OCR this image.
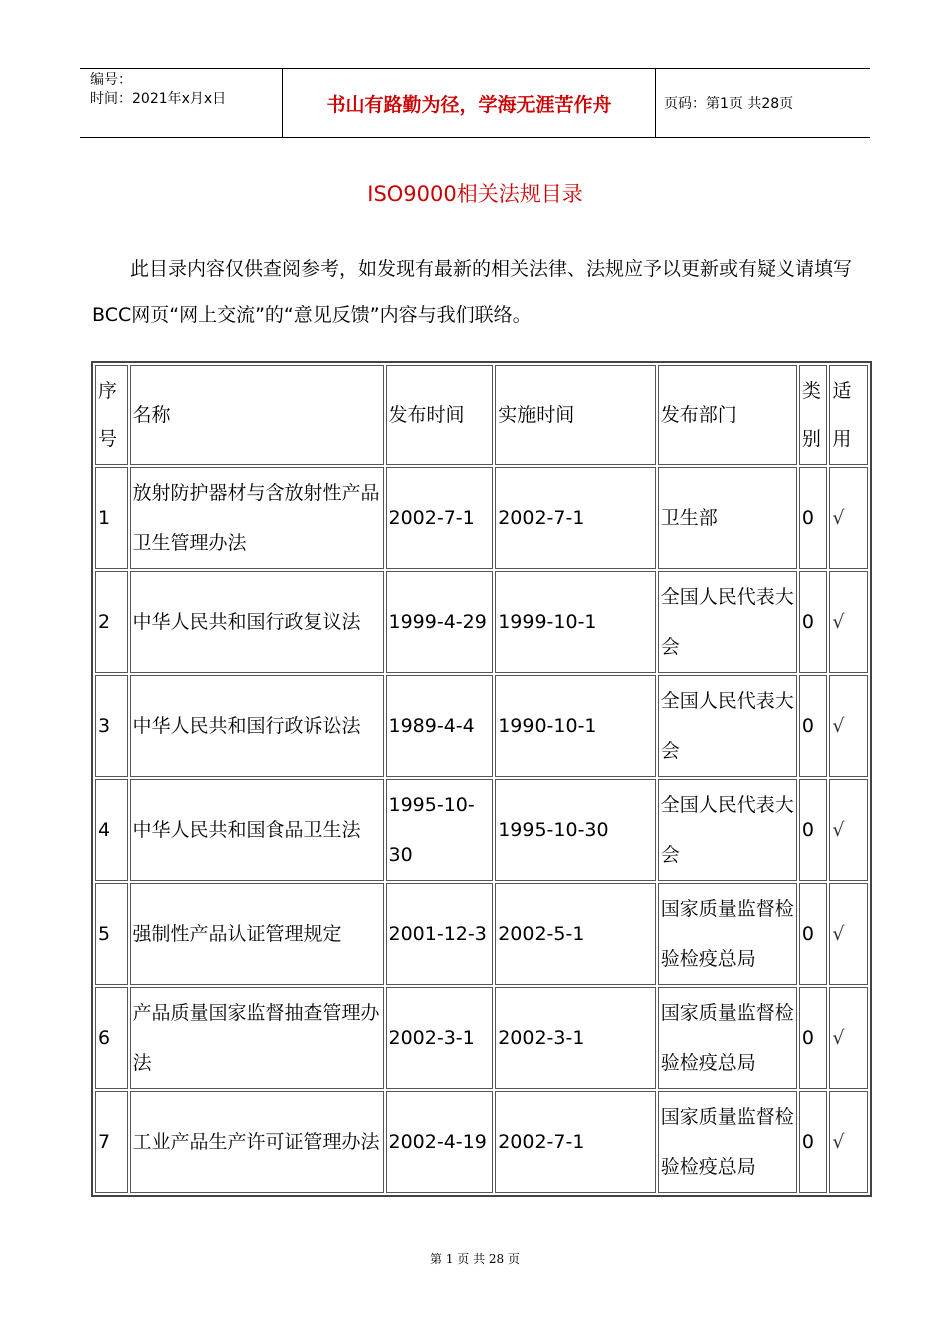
编号：
时间：2021年x月x日	书山有路勤为径，学海无涯苦作舟	页码：第1页 共28页
ISO9000相关法规目录
此目录内容仅供查阅参考，如发现有最新的相关法律、法规应予以更新或有疑义请填写BCC网页“网上交流”的“意见反馈”内容与我们联络。
序号	名称	发布时间	实施时间	发布部门	类别	适用
1	放射防护器材与含放射性产品卫生管理办法	2002-7-1	2002-7-1	卫生部	0	√
2	中华人民共和国行政复议法	1999-4-29	1999-10-1	全国人民代表大会	0	√
3	中华人民共和国行政诉讼法	1989-4-4	1990-10-1	全国人民代表大会	0	√
4	中华人民共和国食品卫生法	1995-10-30	1995-10-30	全国人民代表大会	0	√
5	强制性产品认证管理规定	2001-12-3	2002-5-1	国家质量监督检验检疫总局	0	√
6	产品质量国家监督抽查管理办法	2002-3-1	2002-3-1	国家质量监督检验检疫总局	0	√
7	工业产品生产许可证管理办法	2002-4-19	2002-7-1	国家质量监督检验检疫总局	0	√
第 1 页 共 28 页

▶ _SHORT PROBLEM_: None of the pictures should appear; repeat the records exactly otherwise.

▶ _FULL ANSWER_:
OCR this image.
编号：
时间：2021年x月x日	书山有路勤为径，学海无涯苦作舟	页码：第1页 共28页
ISO9000相关法规目录
此目录内容仅供查阅参考，如发现有最新的相关法律、法规应予以更新或有疑义请填写BCC网页“网上交流”的“意见反馈”内容与我们联络。
序号	名称	发布时间	实施时间	发布部门	类别	适用
1	放射防护器材与含放射性产品卫生管理办法	2002-7-1	2002-7-1	卫生部	0	√
2	中华人民共和国行政复议法	1999-4-29	1999-10-1	全国人民代表大会	0	√
3	中华人民共和国行政诉讼法	1989-4-4	1990-10-1	全国人民代表大会	0	√
4	中华人民共和国食品卫生法	1995-10-30	1995-10-30	全国人民代表大会	0	√
5	强制性产品认证管理规定	2001-12-3	2002-5-1	国家质量监督检验检疫总局	0	√
6	产品质量国家监督抽查管理办法	2002-3-1	2002-3-1	国家质量监督检验检疫总局	0	√
7	工业产品生产许可证管理办法	2002-4-19	2002-7-1	国家质量监督检验检疫总局	0	√
第 1 页 共 28 页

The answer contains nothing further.